Please quote the material exactly, every line of it.

** Start of Exercise materials **

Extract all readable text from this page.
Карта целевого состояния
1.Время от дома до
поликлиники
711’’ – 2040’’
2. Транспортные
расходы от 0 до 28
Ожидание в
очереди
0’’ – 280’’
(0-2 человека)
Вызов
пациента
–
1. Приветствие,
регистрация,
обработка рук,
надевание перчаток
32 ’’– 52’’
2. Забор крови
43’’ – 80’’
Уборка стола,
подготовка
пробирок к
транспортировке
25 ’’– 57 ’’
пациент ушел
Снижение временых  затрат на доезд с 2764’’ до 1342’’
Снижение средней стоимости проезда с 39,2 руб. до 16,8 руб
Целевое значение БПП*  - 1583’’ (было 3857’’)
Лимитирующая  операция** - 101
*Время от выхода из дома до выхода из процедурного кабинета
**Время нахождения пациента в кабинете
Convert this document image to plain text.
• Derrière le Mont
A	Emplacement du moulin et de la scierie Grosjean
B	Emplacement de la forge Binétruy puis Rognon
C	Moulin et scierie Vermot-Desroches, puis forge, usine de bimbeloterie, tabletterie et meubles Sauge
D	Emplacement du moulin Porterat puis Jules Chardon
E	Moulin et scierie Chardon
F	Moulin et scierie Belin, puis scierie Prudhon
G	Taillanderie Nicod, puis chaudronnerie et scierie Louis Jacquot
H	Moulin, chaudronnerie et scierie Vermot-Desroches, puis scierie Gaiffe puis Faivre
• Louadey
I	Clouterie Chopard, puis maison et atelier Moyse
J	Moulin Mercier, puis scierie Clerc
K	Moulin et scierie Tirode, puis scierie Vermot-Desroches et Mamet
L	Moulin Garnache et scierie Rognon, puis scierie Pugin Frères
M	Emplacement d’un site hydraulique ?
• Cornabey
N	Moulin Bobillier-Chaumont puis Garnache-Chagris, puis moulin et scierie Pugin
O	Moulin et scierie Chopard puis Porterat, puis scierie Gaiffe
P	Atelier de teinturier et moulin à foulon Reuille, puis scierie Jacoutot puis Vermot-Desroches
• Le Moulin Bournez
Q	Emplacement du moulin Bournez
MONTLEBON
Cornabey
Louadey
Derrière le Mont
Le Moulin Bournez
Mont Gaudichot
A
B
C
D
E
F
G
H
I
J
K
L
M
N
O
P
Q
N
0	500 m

** End of Exercise materials **

> **Solution**:
Extract all readable text from this page.
Карта целевого состояния
1.Время от дома до
поликлиники
711’’ – 2040’’
2. Транспортные
расходы от 0 до 28
Ожидание в
очереди
0’’ – 280’’
(0-2 человека)
Вызов
пациента
–
1. Приветствие,
регистрация,
обработка рук,
надевание перчаток
32 ’’– 52’’
2. Забор крови
43’’ – 80’’
Уборка стола,
подготовка
пробирок к
транспортировке
25 ’’– 57 ’’
пациент ушел
Снижение временых  затрат на доезд с 2764’’ до 1342’’
Снижение средней стоимости проезда с 39,2 руб. до 16,8 руб
Целевое значение БПП*  - 1583’’ (было 3857’’)
Лимитирующая  операция** - 101
*Время от выхода из дома до выхода из процедурного кабинета
**Время нахождения пациента в кабинете
Convert this document image to plain text.
• Derrière le Mont
A	Emplacement du moulin et de la scierie Grosjean
B	Emplacement de la forge Binétruy puis Rognon
C	Moulin et scierie Vermot-Desroches, puis forge, usine de bimbeloterie, tabletterie et meubles Sauge
D	Emplacement du moulin Porterat puis Jules Chardon
E	Moulin et scierie Chardon
F	Moulin et scierie Belin, puis scierie Prudhon
G	Taillanderie Nicod, puis chaudronnerie et scierie Louis Jacquot
H	Moulin, chaudronnerie et scierie Vermot-Desroches, puis scierie Gaiffe puis Faivre
• Louadey
I	Clouterie Chopard, puis maison et atelier Moyse
J	Moulin Mercier, puis scierie Clerc
K	Moulin et scierie Tirode, puis scierie Vermot-Desroches et Mamet
L	Moulin Garnache et scierie Rognon, puis scierie Pugin Frères
M	Emplacement d’un site hydraulique ?
• Cornabey
N	Moulin Bobillier-Chaumont puis Garnache-Chagris, puis moulin et scierie Pugin
O	Moulin et scierie Chopard puis Porterat, puis scierie Gaiffe
P	Atelier de teinturier et moulin à foulon Reuille, puis scierie Jacoutot puis Vermot-Desroches
• Le Moulin Bournez
Q	Emplacement du moulin Bournez
MONTLEBON
Cornabey
Louadey
Derrière le Mont
Le Moulin Bournez
Mont Gaudichot
A
B
C
D
E
F
G
H
I
J
K
L
M
N
O
P
Q
N
0	500 m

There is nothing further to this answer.